Records to use:
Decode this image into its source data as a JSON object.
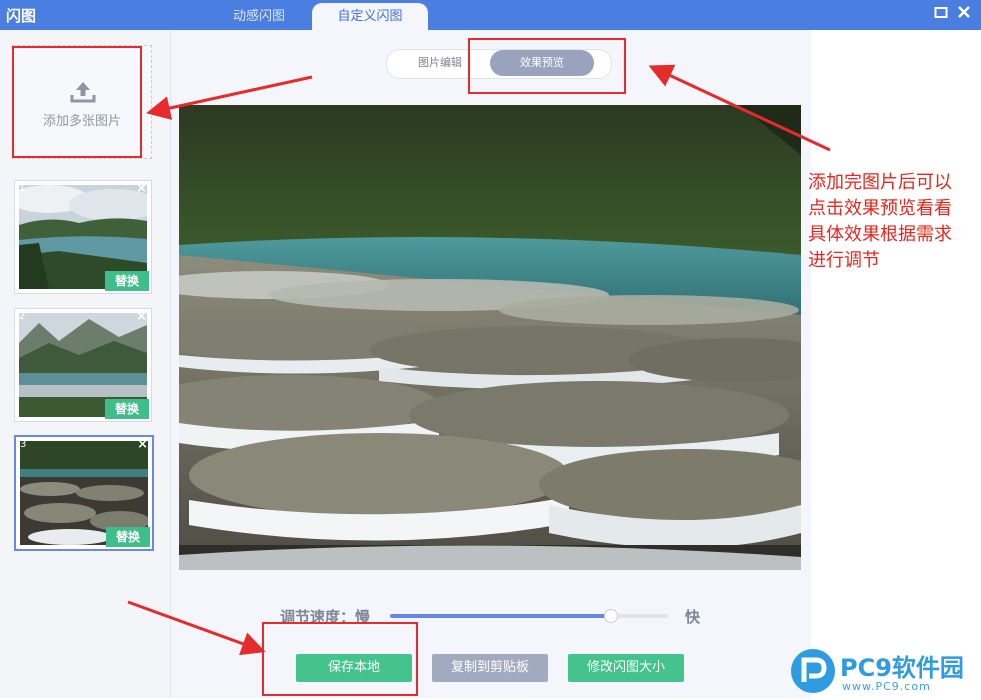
{
  "window": {
    "title": "闪图",
    "maximize_icon": "maximize-icon",
    "close_icon": "close-icon"
  },
  "tabs": [
    {
      "label": "动感闪图",
      "active": false
    },
    {
      "label": "自定义闪图",
      "active": true
    }
  ],
  "sidebar": {
    "add_label": "添加多张图片",
    "thumbnails": [
      {
        "index": "1",
        "replace_label": "替换",
        "close": "×",
        "selected": false
      },
      {
        "index": "2",
        "replace_label": "替换",
        "close": "×",
        "selected": false
      },
      {
        "index": "3",
        "replace_label": "替换",
        "close": "×",
        "selected": true
      }
    ]
  },
  "view_toggle": {
    "edit_label": "图片编辑",
    "preview_label": "效果预览",
    "active": "效果预览"
  },
  "speed": {
    "label": "调节速度：慢",
    "fast_label": "快",
    "value": 0.79
  },
  "buttons": {
    "save": "保存本地",
    "copy": "复制到剪贴板",
    "resize": "修改闪图大小"
  },
  "annotation": {
    "line1": "添加完图片后可以",
    "line2": "点击效果预览看看",
    "line3": "具体效果根据需求",
    "line4": "进行调节"
  },
  "watermark": {
    "brand": "PC9软件园",
    "url": "www.PC9.com"
  },
  "colors": {
    "title_bar": "#4a7ee0",
    "accent_green": "#45c38c",
    "annotation_red": "#e52b2b"
  }
}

Written exercise: Going through the entries above line by line, work out how many lines include the word "icon". Only the number is required.

Answer to the problem: 2